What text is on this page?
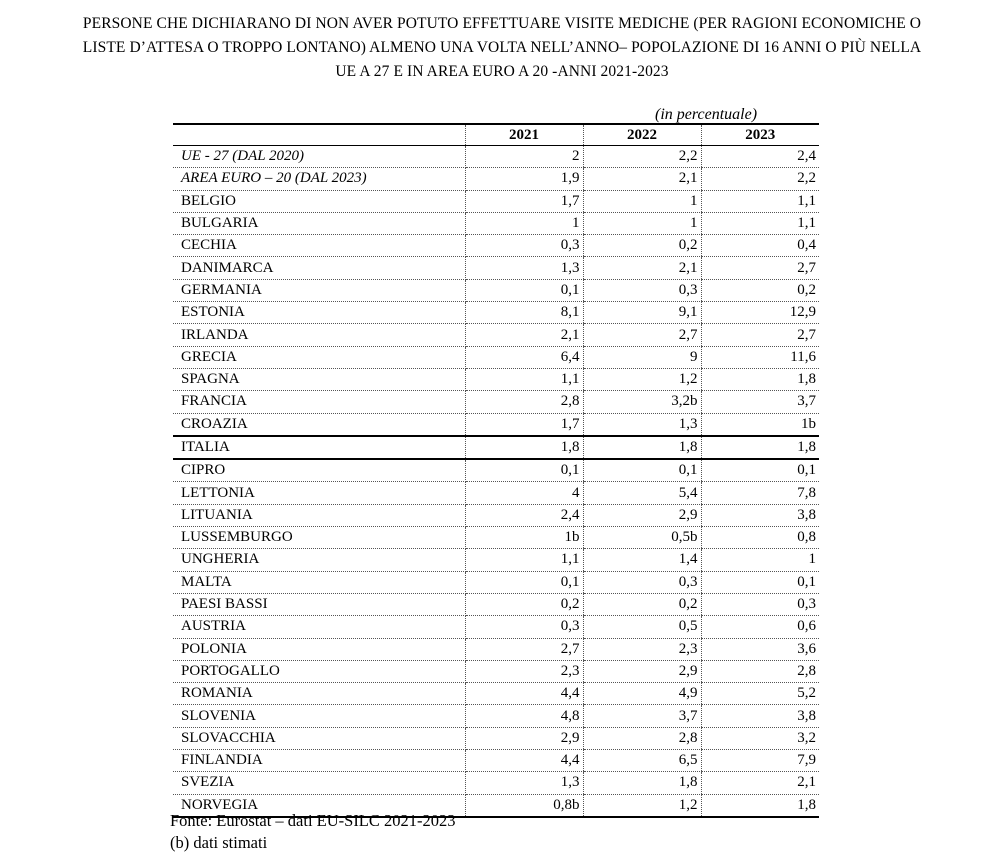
PERSONE CHE DICHIARANO DI NON AVER POTUTO EFFETTUARE VISITE MEDICHE (PER RAGIONI ECONOMICHE O
LISTE D’ATTESA O TROPPO LONTANO) ALMENO UNA VOLTA NELL’ANNO– POPOLAZIONE DI 16 ANNI O PIÙ NELLA
UE A 27 E IN AREA EURO A 20 -ANNI 2021-2023
(in percentuale)
	2021	2022	2023
UE - 27 (DAL 2020)	2	2,2	2,4
AREA EURO – 20 (DAL 2023)	1,9	2,1	2,2
BELGIO	1,7	1	1,1
BULGARIA	1	1	1,1
CECHIA	0,3	0,2	0,4
DANIMARCA	1,3	2,1	2,7
GERMANIA	0,1	0,3	0,2
ESTONIA	8,1	9,1	12,9
IRLANDA	2,1	2,7	2,7
GRECIA	6,4	9	11,6
SPAGNA	1,1	1,2	1,8
FRANCIA	2,8	3,2b	3,7
CROAZIA	1,7	1,3	1b
ITALIA	1,8	1,8	1,8
CIPRO	0,1	0,1	0,1
LETTONIA	4	5,4	7,8
LITUANIA	2,4	2,9	3,8
LUSSEMBURGO	1b	0,5b	0,8
UNGHERIA	1,1	1,4	1
MALTA	0,1	0,3	0,1
PAESI BASSI	0,2	0,2	0,3
AUSTRIA	0,3	0,5	0,6
POLONIA	2,7	2,3	3,6
PORTOGALLO	2,3	2,9	2,8
ROMANIA	4,4	4,9	5,2
SLOVENIA	4,8	3,7	3,8
SLOVACCHIA	2,9	2,8	3,2
FINLANDIA	4,4	6,5	7,9
SVEZIA	1,3	1,8	2,1
NORVEGIA	0,8b	1,2	1,8
Fonte: Eurostat – dati EU-SILC 2021-2023
(b) dati stimati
★ ★ ★ ★ ★
Pictures are to be left out; repeat all the remaining data exactly.

Exercise result:
What text is on this page?
PERSONE CHE DICHIARANO DI NON AVER POTUTO EFFETTUARE VISITE MEDICHE (PER RAGIONI ECONOMICHE O
LISTE D’ATTESA O TROPPO LONTANO) ALMENO UNA VOLTA NELL’ANNO– POPOLAZIONE DI 16 ANNI O PIÙ NELLA
UE A 27 E IN AREA EURO A 20 -ANNI 2021-2023
(in percentuale)
	2021	2022	2023
UE - 27 (DAL 2020)	2	2,2	2,4
AREA EURO – 20 (DAL 2023)	1,9	2,1	2,2
BELGIO	1,7	1	1,1
BULGARIA	1	1	1,1
CECHIA	0,3	0,2	0,4
DANIMARCA	1,3	2,1	2,7
GERMANIA	0,1	0,3	0,2
ESTONIA	8,1	9,1	12,9
IRLANDA	2,1	2,7	2,7
GRECIA	6,4	9	11,6
SPAGNA	1,1	1,2	1,8
FRANCIA	2,8	3,2b	3,7
CROAZIA	1,7	1,3	1b
ITALIA	1,8	1,8	1,8
CIPRO	0,1	0,1	0,1
LETTONIA	4	5,4	7,8
LITUANIA	2,4	2,9	3,8
LUSSEMBURGO	1b	0,5b	0,8
UNGHERIA	1,1	1,4	1
MALTA	0,1	0,3	0,1
PAESI BASSI	0,2	0,2	0,3
AUSTRIA	0,3	0,5	0,6
POLONIA	2,7	2,3	3,6
PORTOGALLO	2,3	2,9	2,8
ROMANIA	4,4	4,9	5,2
SLOVENIA	4,8	3,7	3,8
SLOVACCHIA	2,9	2,8	3,2
FINLANDIA	4,4	6,5	7,9
SVEZIA	1,3	1,8	2,1
NORVEGIA	0,8b	1,2	1,8
Fonte: Eurostat – dati EU-SILC 2021-2023
(b) dati stimati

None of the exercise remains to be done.